[Data extracted from a collection]
[start]

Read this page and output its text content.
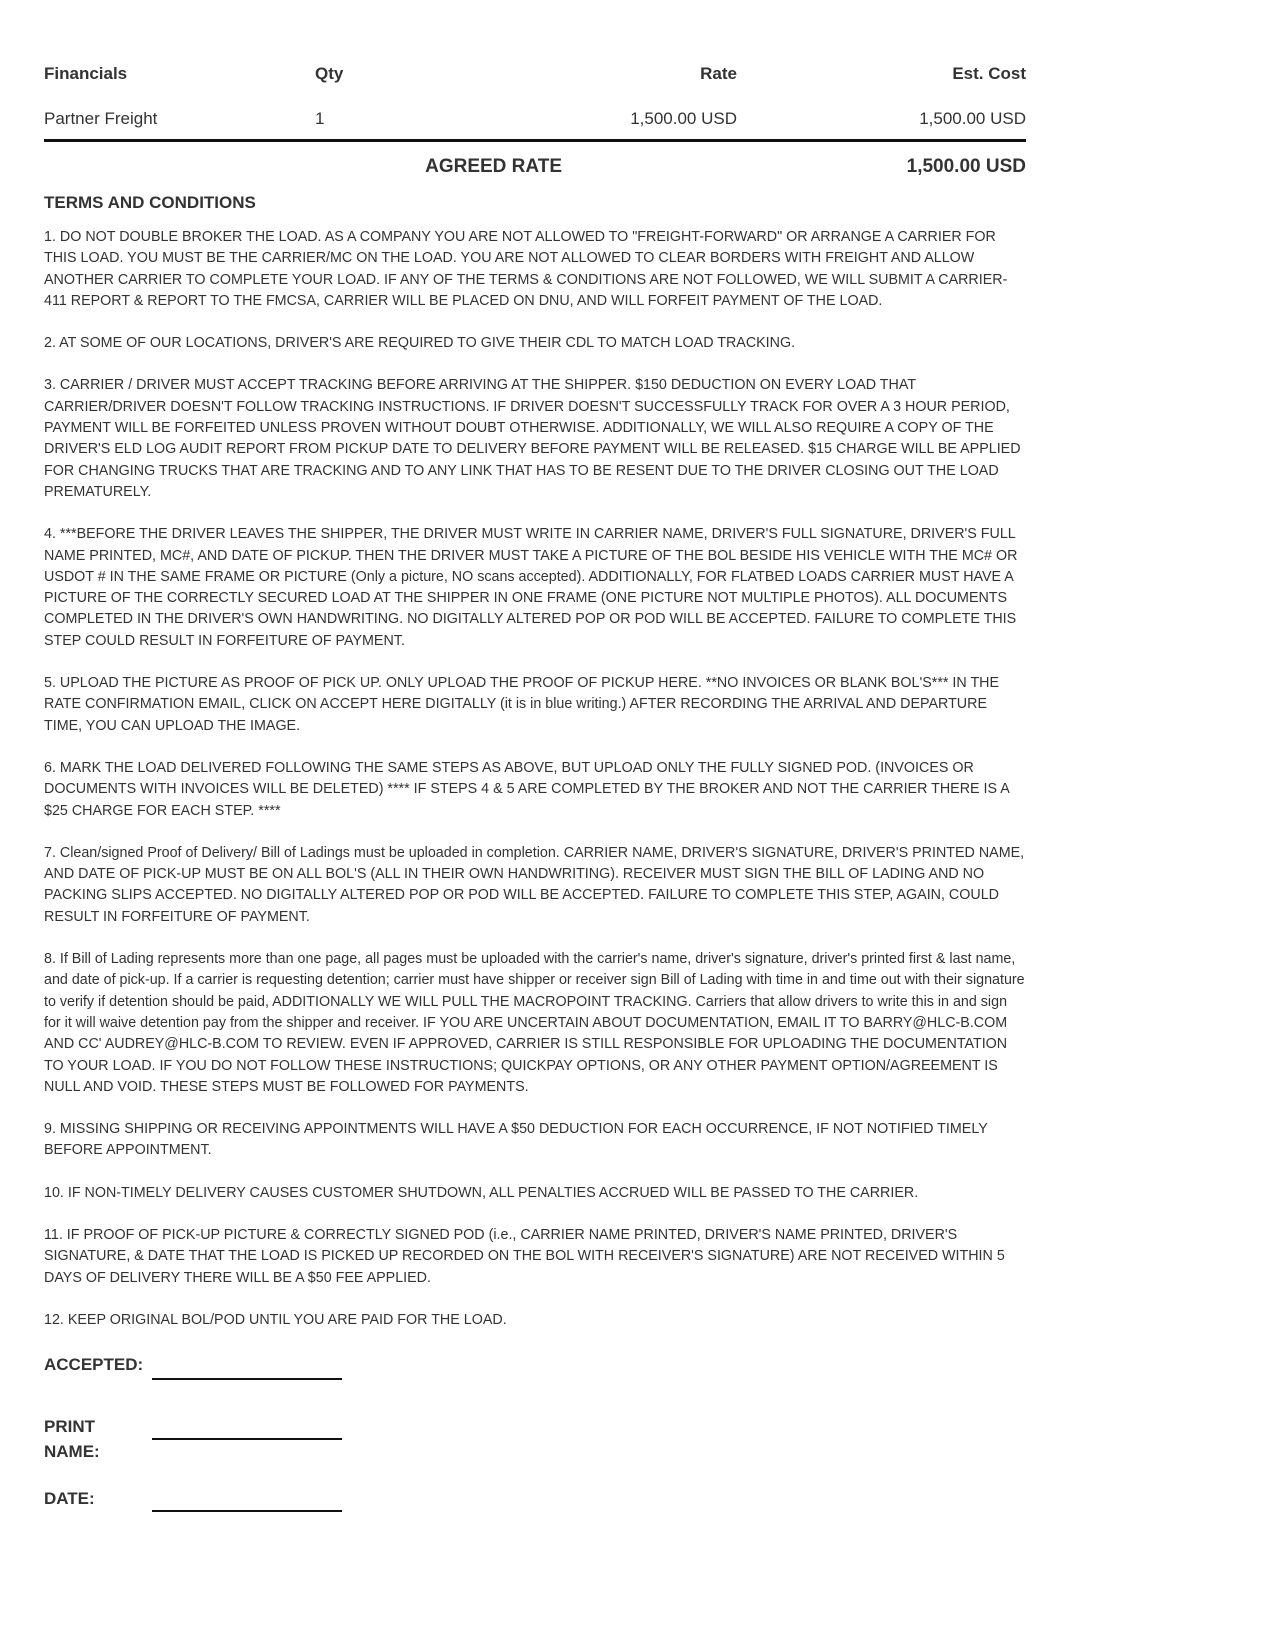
Financials	Qty	Rate	Est. Cost
Partner Freight	1	1,500.00 USD	1,500.00 USD
AGREED RATE	1,500.00 USD
TERMS AND CONDITIONS

1. DO NOT DOUBLE BROKER THE LOAD. AS A COMPANY YOU ARE NOT ALLOWED TO "FREIGHT-FORWARD" OR ARRANGE A CARRIER FOR THIS LOAD. YOU MUST BE THE CARRIER/MC ON THE LOAD. YOU ARE NOT ALLOWED TO CLEAR BORDERS WITH FREIGHT AND ALLOW ANOTHER CARRIER TO COMPLETE YOUR LOAD. IF ANY OF THE TERMS & CONDITIONS ARE NOT FOLLOWED, WE WILL SUBMIT A CARRIER-411 REPORT & REPORT TO THE FMCSA, CARRIER WILL BE PLACED ON DNU, AND WILL FORFEIT PAYMENT OF THE LOAD.

2. AT SOME OF OUR LOCATIONS, DRIVER'S ARE REQUIRED TO GIVE THEIR CDL TO MATCH LOAD TRACKING.

3. CARRIER / DRIVER MUST ACCEPT TRACKING BEFORE ARRIVING AT THE SHIPPER. $150 DEDUCTION ON EVERY LOAD THAT CARRIER/DRIVER DOESN'T FOLLOW TRACKING INSTRUCTIONS. IF DRIVER DOESN'T SUCCESSFULLY TRACK FOR OVER A 3 HOUR PERIOD, PAYMENT WILL BE FORFEITED UNLESS PROVEN WITHOUT DOUBT OTHERWISE. ADDITIONALLY, WE WILL ALSO REQUIRE A COPY OF THE DRIVER'S ELD LOG AUDIT REPORT FROM PICKUP DATE TO DELIVERY BEFORE PAYMENT WILL BE RELEASED. $15 CHARGE WILL BE APPLIED FOR CHANGING TRUCKS THAT ARE TRACKING AND TO ANY LINK THAT HAS TO BE RESENT DUE TO THE DRIVER CLOSING OUT THE LOAD PREMATURELY.

4. ***BEFORE THE DRIVER LEAVES THE SHIPPER, THE DRIVER MUST WRITE IN CARRIER NAME, DRIVER'S FULL SIGNATURE, DRIVER'S FULL NAME PRINTED, MC#, AND DATE OF PICKUP. THEN THE DRIVER MUST TAKE A PICTURE OF THE BOL BESIDE HIS VEHICLE WITH THE MC# OR USDOT # IN THE SAME FRAME OR PICTURE (Only a picture, NO scans accepted). ADDITIONALLY, FOR FLATBED LOADS CARRIER MUST HAVE A PICTURE OF THE CORRECTLY SECURED LOAD AT THE SHIPPER IN ONE FRAME (ONE PICTURE NOT MULTIPLE PHOTOS). ALL DOCUMENTS COMPLETED IN THE DRIVER'S OWN HANDWRITING. NO DIGITALLY ALTERED POP OR POD WILL BE ACCEPTED. FAILURE TO COMPLETE THIS STEP COULD RESULT IN FORFEITURE OF PAYMENT.

5. UPLOAD THE PICTURE AS PROOF OF PICK UP. ONLY UPLOAD THE PROOF OF PICKUP HERE. **NO INVOICES OR BLANK BOL'S*** IN THE RATE CONFIRMATION EMAIL, CLICK ON ACCEPT HERE DIGITALLY (it is in blue writing.) AFTER RECORDING THE ARRIVAL AND DEPARTURE TIME, YOU CAN UPLOAD THE IMAGE.

6. MARK THE LOAD DELIVERED FOLLOWING THE SAME STEPS AS ABOVE, BUT UPLOAD ONLY THE FULLY SIGNED POD. (INVOICES OR DOCUMENTS WITH INVOICES WILL BE DELETED) **** IF STEPS 4 & 5 ARE COMPLETED BY THE BROKER AND NOT THE CARRIER THERE IS A $25 CHARGE FOR EACH STEP. ****

7. Clean/signed Proof of Delivery/ Bill of Ladings must be uploaded in completion. CARRIER NAME, DRIVER'S SIGNATURE, DRIVER'S PRINTED NAME, AND DATE OF PICK-UP MUST BE ON ALL BOL'S (ALL IN THEIR OWN HANDWRITING). RECEIVER MUST SIGN THE BILL OF LADING AND NO PACKING SLIPS ACCEPTED. NO DIGITALLY ALTERED POP OR POD WILL BE ACCEPTED. FAILURE TO COMPLETE THIS STEP, AGAIN, COULD RESULT IN FORFEITURE OF PAYMENT.

8. If Bill of Lading represents more than one page, all pages must be uploaded with the carrier's name, driver's signature, driver's printed first & last name, and date of pick-up. If a carrier is requesting detention; carrier must have shipper or receiver sign Bill of Lading with time in and time out with their signature to verify if detention should be paid, ADDITIONALLY WE WILL PULL THE MACROPOINT TRACKING. Carriers that allow drivers to write this in and sign for it will waive detention pay from the shipper and receiver. IF YOU ARE UNCERTAIN ABOUT DOCUMENTATION, EMAIL IT TO BARRY@HLC-B.COM AND CC' AUDREY@HLC-B.COM TO REVIEW. EVEN IF APPROVED, CARRIER IS STILL RESPONSIBLE FOR UPLOADING THE DOCUMENTATION TO YOUR LOAD. IF YOU DO NOT FOLLOW THESE INSTRUCTIONS; QUICKPAY OPTIONS, OR ANY OTHER PAYMENT OPTION/AGREEMENT IS NULL AND VOID. THESE STEPS MUST BE FOLLOWED FOR PAYMENTS.

9. MISSING SHIPPING OR RECEIVING APPOINTMENTS WILL HAVE A $50 DEDUCTION FOR EACH OCCURRENCE, IF NOT NOTIFIED TIMELY BEFORE APPOINTMENT.

10. IF NON-TIMELY DELIVERY CAUSES CUSTOMER SHUTDOWN, ALL PENALTIES ACCRUED WILL BE PASSED TO THE CARRIER.

11. IF PROOF OF PICK-UP PICTURE & CORRECTLY SIGNED POD (i.e., CARRIER NAME PRINTED, DRIVER'S NAME PRINTED, DRIVER'S SIGNATURE, & DATE THAT THE LOAD IS PICKED UP RECORDED ON THE BOL WITH RECEIVER'S SIGNATURE) ARE NOT RECEIVED WITHIN 5 DAYS OF DELIVERY THERE WILL BE A $50 FEE APPLIED.

12. KEEP ORIGINAL BOL/POD UNTIL YOU ARE PAID FOR THE LOAD.

ACCEPTED:
PRINT
NAME:
DATE:
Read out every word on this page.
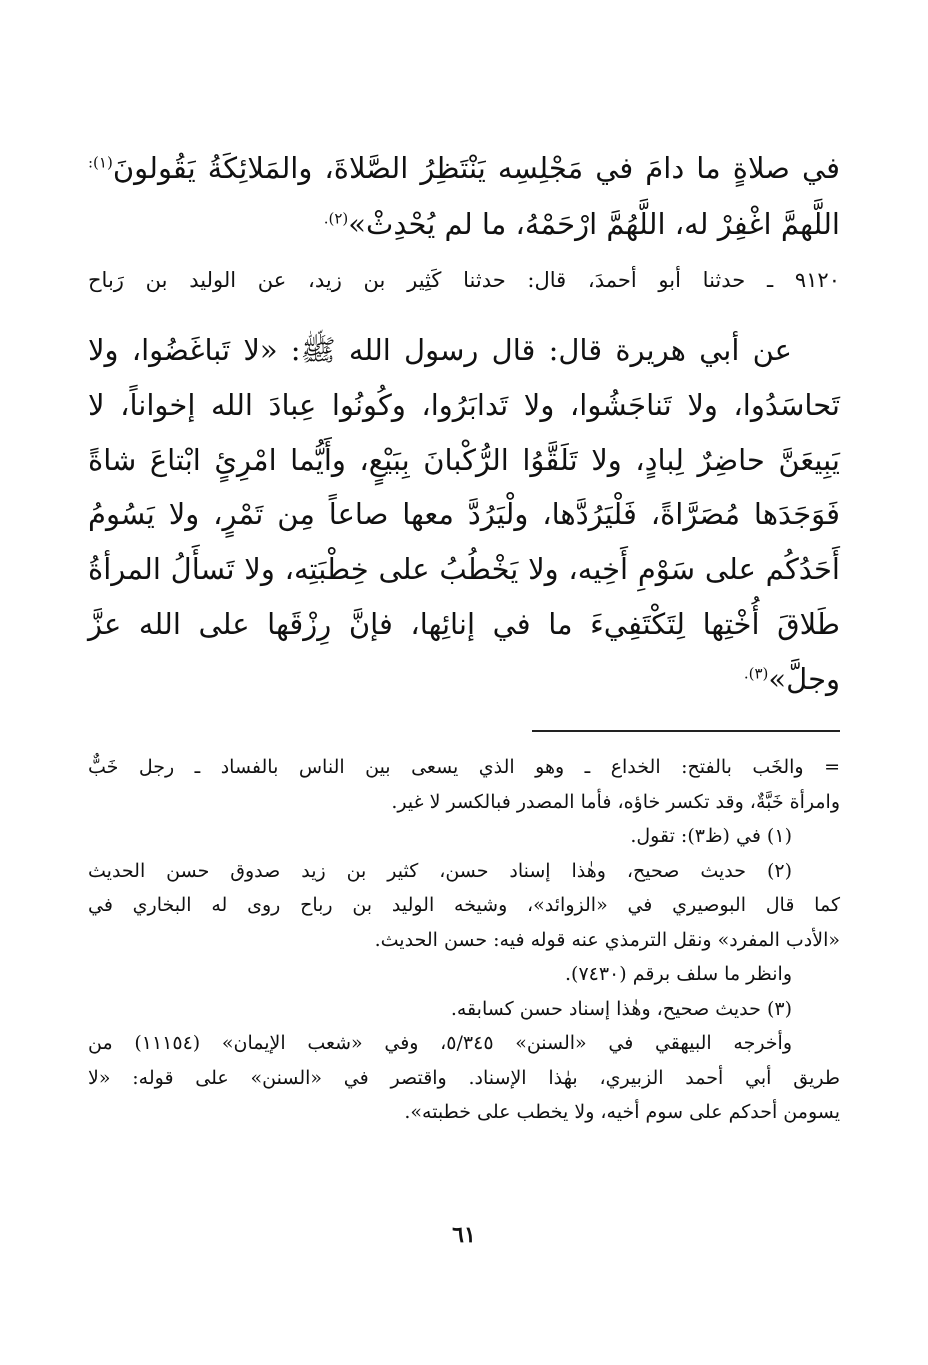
في صلاةٍ ما دامَ في مَجْلِسِه يَنْتَظِرُ الصَّلاةَ، والمَلائِكَةُ يَقُولونَ$^{(١):}$
اللَّهمَّ اغْفِرْ له، اللَّهُمَّ ارْحَمْهُ، ما لم يُحْدِثْ»$^{(٢).}$
٩١٢٠ ـ حدثنا أبو أحمدَ، قال: حدثنا كَثِير بن زيد، عن الوليد بن رَباح
عن أبي هريرة قال: قال رسول الله ﷺ: «لا تَباغَضُوا، ولا
تَحاسَدُوا، ولا تَناجَشُوا، ولا تَدابَرُوا، وكُونُوا عِبادَ الله إخواناً، لا
يَبِيعَنَّ حاضِرٌ لِبادٍ، ولا تَلَقَّوُا الرُّكْبانَ بِبَيْعٍ، وأَيُّما امْرِئٍ ابْتاعَ شاةً
فَوَجَدَها مُصَرَّاةً، فَلْيَرُدَّها، ولْيَرُدَّ معها صاعاً مِن تَمْرٍ، ولا يَسُومُ
أَحَدُكُم على سَوْمِ أَخِيه، ولا يَخْطُبُ على خِطْبَتِه، ولا تَسأَلُ المرأةُ
طَلاقَ أُخْتِها لِتَكْتَفِيءَ ما في إنائِها، فإنَّ رِزْقَها على الله عزَّ
وجلَّ»$^{(٣).}$
= والخَب بالفتح: الخداع ـ وهو الذي يسعى بين الناس بالفساد ـ رجل خَبٌّ
وامرأة خَبَّةٌ، وقد تكسر خاؤه، فأما المصدر فبالكسر لا غير.
(١) في (ظ٣): تقول.
(٢) حديث صحيح، وهٰذا إسناد حسن، كثير بن زيد صدوق حسن الحديث
كما قال البوصيري في «الزوائد»، وشيخه الوليد بن رباح روى له البخاري في
«الأدب المفرد» ونقل الترمذي عنه قوله فيه: حسن الحديث.
وانظر ما سلف برقم (٧٤٣٠).
(٣) حديث صحيح، وهٰذا إسناد حسن كسابقه.
وأخرجه البيهقي في «السنن» ٥/٣٤٥، وفي «شعب الإيمان» (١١١٥٤) من
طريق أبي أحمد الزبيري، بهٰذا الإسناد. واقتصر في «السنن» على قوله: «لا
يسومن أحدكم على سوم أخيه، ولا يخطب على خطبته».
٦١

[end]

Each line that holds the string "السنن" counts once; give the total and nothing else.

2